*Tekstfragment:*

....................

Artikel 10. Openbaarmaking
Rapporten, notities, verslagen en andere producten welke door of namens de
commissie worden vervaardigd, worden niet door de commissie openbaar gemaakt,
maar uitsluitend aan de staatssecretaris uitgebracht.
Artikel 11. Archiefbescheiden
De commissie draagt zo spoedig mogelijk na beëindiging van haar werkzaamheden of,
zo de omstandigheden daartoe aanleiding geven, zoveel eerder, de bescheiden
betreffende die werkzaamheden over aan het archief van de directie Voortgezet
onderwijs van het Ministerie van Onderwijs, Cultuur en Wetenschap.
---
Toelichting: conceptueel kader doorlopende leerlijnen rekenen en taal
Deze opdracht is een van de maatregelen voor verbetering van het reken- en
taalniveau in het onderwijs, zoals de Minister van OCW heeft aangekondigd in de
brieven aan de Tweede Kamer van 2 juni 2006 en 12 februari 2007.
Ministeriële verantwoordelijkheid versus goed bestuur
`Goed bestuur' en autonomie zijn kernbegrippen in het onderwijsbeleid van de laatste
jaren. Vanuit de gedachte dat scholen en leraren, de deskundigen dus, het beste zelf
kunnen bepalen hoe zij een goed onderwijsaanbod realiseren, treedt de overheid op
het terrein van de regelgeving terug. Bij het vraagstuk van de doorlopende leerlijnen
en de aansluiting binnen en tussen de verschillende sectoren van het onderwijs kent
de autonomie van scholen echter duidelijke grenzen. De autonomie van de één is
immers de onvrijheid van de ander, aangezien de verschillende onderdelen van het
onderwijs afhankelijk zijn van elkaar. Het gevolg kan zijn dat leerlingen vastlopen op
de verschillende `schakels' binnen het stelsel.
De wettelijke kaders bieden scholen de mogelijkheid te differentiëren, mede met het
oog op de verwachte leerroute van de leerlingen. Meer beleidsruimte voor scholen bij
de invulling van het curriculum betekent echter ook een grotere verantwoordelijkheid
in het tot stand komen van horizontaal en verticaal afgestemde leerlijnen voor
leerlingen. Vanuit haar stelselverantwoordelijkheid ligt ook hier een taak voor de
overheid. Deze stelt immers ook kerndoelen, eindtermen en mbo-kwalificatie-eisen
vast en is verantwoordelijk voor de werking van het stelsel en de kwaliteit van het
onderwijs.

....................

*Opdracht A:* Klopt elk van deze uitspraken volgens het tekstfragment? (i) De commissie maakt haar rapporten zelf openbaar. (ii) Na afloop van haar werk draagt de commissie haar bescheiden over aan het archief van de directie Voortgezet onderwijs. (iii) Volgens de toelichting heeft de autonomie van scholen bij doorlopende leerlijnen geen grenzen. Antwoord per uitspraak met ja of nee en citeer de woorden uit het tekstfragment die de doorslag geven.

....................

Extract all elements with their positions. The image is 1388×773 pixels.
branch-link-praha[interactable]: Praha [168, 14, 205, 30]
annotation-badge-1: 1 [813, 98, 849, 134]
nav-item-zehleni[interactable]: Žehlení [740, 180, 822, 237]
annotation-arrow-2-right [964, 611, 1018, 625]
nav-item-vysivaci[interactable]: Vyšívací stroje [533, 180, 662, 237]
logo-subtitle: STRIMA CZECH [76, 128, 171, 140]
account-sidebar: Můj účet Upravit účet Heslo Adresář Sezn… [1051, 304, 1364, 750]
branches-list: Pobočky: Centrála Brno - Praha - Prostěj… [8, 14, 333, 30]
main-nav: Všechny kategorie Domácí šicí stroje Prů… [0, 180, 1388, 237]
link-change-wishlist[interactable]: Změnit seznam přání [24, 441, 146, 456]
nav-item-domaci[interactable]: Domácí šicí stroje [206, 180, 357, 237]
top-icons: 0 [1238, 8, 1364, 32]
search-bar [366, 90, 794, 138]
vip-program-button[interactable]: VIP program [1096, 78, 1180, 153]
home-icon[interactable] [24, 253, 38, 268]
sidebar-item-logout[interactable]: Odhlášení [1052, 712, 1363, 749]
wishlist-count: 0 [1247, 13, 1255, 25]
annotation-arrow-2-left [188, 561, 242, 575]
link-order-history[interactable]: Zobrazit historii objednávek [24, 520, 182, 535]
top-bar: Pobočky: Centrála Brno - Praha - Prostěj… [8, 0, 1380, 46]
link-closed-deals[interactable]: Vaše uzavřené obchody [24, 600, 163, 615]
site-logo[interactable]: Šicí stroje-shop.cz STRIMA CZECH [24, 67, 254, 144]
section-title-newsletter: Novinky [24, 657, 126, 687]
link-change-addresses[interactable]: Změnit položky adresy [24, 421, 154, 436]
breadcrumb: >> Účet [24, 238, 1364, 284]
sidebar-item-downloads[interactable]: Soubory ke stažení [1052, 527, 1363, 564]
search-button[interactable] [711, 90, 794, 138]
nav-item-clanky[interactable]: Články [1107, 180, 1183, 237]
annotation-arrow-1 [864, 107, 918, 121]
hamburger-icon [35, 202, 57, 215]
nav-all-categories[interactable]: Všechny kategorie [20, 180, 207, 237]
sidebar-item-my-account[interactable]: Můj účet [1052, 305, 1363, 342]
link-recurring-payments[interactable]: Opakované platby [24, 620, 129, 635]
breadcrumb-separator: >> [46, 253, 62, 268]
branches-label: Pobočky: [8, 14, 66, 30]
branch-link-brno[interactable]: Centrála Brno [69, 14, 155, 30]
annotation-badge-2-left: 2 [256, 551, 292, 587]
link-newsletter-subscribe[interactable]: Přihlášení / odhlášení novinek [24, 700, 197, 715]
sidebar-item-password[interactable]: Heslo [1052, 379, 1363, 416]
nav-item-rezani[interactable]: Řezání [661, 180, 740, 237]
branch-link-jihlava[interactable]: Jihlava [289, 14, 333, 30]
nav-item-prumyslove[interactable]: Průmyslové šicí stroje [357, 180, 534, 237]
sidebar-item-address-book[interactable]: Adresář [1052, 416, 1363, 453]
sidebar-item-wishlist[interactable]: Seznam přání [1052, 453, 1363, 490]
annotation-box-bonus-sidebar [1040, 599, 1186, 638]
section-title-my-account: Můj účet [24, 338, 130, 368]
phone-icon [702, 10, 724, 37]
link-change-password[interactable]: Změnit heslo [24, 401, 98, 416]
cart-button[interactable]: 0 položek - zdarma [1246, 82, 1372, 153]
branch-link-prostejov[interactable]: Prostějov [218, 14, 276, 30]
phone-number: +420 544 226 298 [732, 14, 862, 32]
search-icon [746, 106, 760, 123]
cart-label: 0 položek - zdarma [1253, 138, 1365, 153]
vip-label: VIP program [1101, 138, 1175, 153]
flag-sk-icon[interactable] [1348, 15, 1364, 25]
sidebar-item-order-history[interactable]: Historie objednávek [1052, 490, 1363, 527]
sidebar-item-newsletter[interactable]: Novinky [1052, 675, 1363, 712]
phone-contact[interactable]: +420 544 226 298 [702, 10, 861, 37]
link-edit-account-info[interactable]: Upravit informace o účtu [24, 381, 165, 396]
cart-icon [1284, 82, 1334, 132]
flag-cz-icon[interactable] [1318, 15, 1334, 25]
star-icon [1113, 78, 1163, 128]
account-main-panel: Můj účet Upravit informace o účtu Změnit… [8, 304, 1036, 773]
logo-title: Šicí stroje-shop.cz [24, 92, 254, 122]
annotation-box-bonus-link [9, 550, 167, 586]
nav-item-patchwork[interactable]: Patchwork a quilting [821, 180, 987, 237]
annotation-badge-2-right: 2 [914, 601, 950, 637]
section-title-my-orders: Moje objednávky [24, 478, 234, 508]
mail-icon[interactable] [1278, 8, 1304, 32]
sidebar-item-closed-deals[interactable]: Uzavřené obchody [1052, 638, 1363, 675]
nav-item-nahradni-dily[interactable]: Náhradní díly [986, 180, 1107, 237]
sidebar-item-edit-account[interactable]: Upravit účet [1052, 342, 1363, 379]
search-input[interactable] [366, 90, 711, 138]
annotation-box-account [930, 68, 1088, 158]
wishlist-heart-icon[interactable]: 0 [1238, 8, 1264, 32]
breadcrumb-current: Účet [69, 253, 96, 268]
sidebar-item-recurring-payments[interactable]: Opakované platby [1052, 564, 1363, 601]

....................

*Opdracht B:* Werk het stuk van de records bij dat bij het begin opent en sluit met de regel waarin "nav-item-zehleni[interactable]: Žehlení [740, 180, 822, 237]" staat: vervang "positions" door "coordinates" en laat al het andere ongewijzigd. Geef alleen die regels terug.

*Verwacht antwoord A:*
(i) Nee: "worden niet door de commissie openbaar gemaakt, maar uitsluitend aan de staatssecretaris uitgebracht."
(ii) Ja: "De commissie draagt zo spoedig mogelijk na beëindiging van haar werkzaamheden of, zo de omstandigheden daartoe aanleiding geven, zoveel eerder, de bescheiden betreffende die werkzaamheden over aan het archief van de directie Voortgezet onderwijs van het Ministerie van Onderwijs, Cultuur en Wetenschap."
(iii) Nee: "kent de autonomie van scholen echter duidelijke grenzen."

*Verwacht antwoord B:*
Extract all elements with their coordinates. The image is 1388×773 pixels.
branch-link-praha[interactable]: Praha [168, 14, 205, 30]
annotation-badge-1: 1 [813, 98, 849, 134]
nav-item-zehleni[interactable]: Žehlení [740, 180, 822, 237]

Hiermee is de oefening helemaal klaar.